• Source extract:
________________________________________

Quickstart: Create a voice-first virtual assistant with the Speech SDK, UWP

Quickstarts are also available for speech recognition, speech synthesis, and speech translation.

In this article, you'll develop a C# Universal Windows Platform (UWP) application by using the Speech SDK. The program will connect to a previously authored and configured bot to enable a voice-first virtual assistant experience from the client application. The application is built with the Speech SDK NuGet Package and Microsoft Visual Studio 2019 (any edition).

Note

The Universal Windows Platform lets you develop apps that run on any device that supports Windows 10, including PCs, Xbox, Surface Hub, and other devices.

Prerequisites

This quickstart requires:

Optional: Get started fast

This quickstart will describe, step by step, how to make a client application to connect to your speech-enabled bot. If you prefer to dive right in, the complete, ready-to-compile source code used in this quickstart is available in the Speech SDK Samples under the quickstart folder.

Create a Visual Studio project

To create a Visual Studio project for Universal Windows Platform (UWP) development, you need to set up Visual Studio development options, create the project, select the target architecture, set up audio capture, and install the Speech SDK.

Set up Visual Studio development options

To start, make sure you're set up correctly in Visual Studio for UWP development:

  1. Open Visual Studio 2019 to display the Start window.

    Start window - Visual Studio

  2. Select Continue without code to go to the Visual Studio IDE.

  3. From the Visual Studio menu bar, select Tools > Get Tools and Features to open Visual Studio Installer and view the Modifying dialog box.

    Workloads tab, Modifying dialog box, Visual Studio Installer

  4. In the Workloads tab, under Windows, find the Universal Windows Platform development workload. If the check box next to that workload is already selected, close the Modifying dialog box, and go to step 6.

  5. Select the Universal Windows Platform development check box, select Modify, and then in the Before we get started dialog box, select Continue to install the UWP development workload. Installation of the new feature may take a while.

  6. Close Visual Studio Installer.

________________________________________

• Dataset excerpt:
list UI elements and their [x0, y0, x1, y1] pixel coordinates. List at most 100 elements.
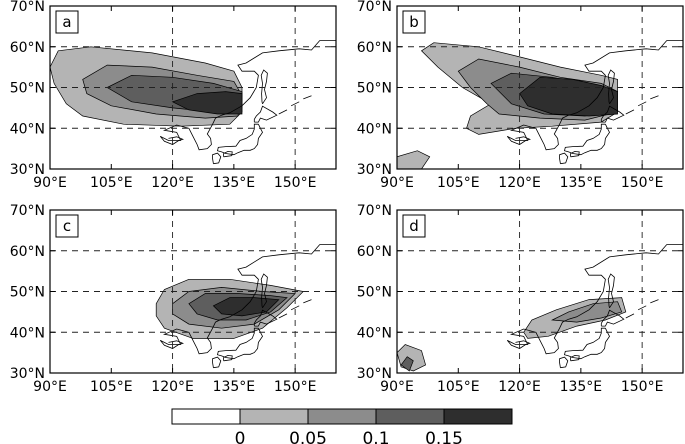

________________________________________

• Problem:
In the Visual Studio quickstart, copy out the stretch from "To start, make" through "Visual Studio IDE.", and rename "Start window" to "Welcome window" throughout.

• Answer to the task:
To start, make sure you're set up correctly in Visual Studio for UWP development:

  1. Open Visual Studio 2019 to display the Welcome window.

    Welcome window - Visual Studio

  2. Select Continue without code to go to the Visual Studio IDE.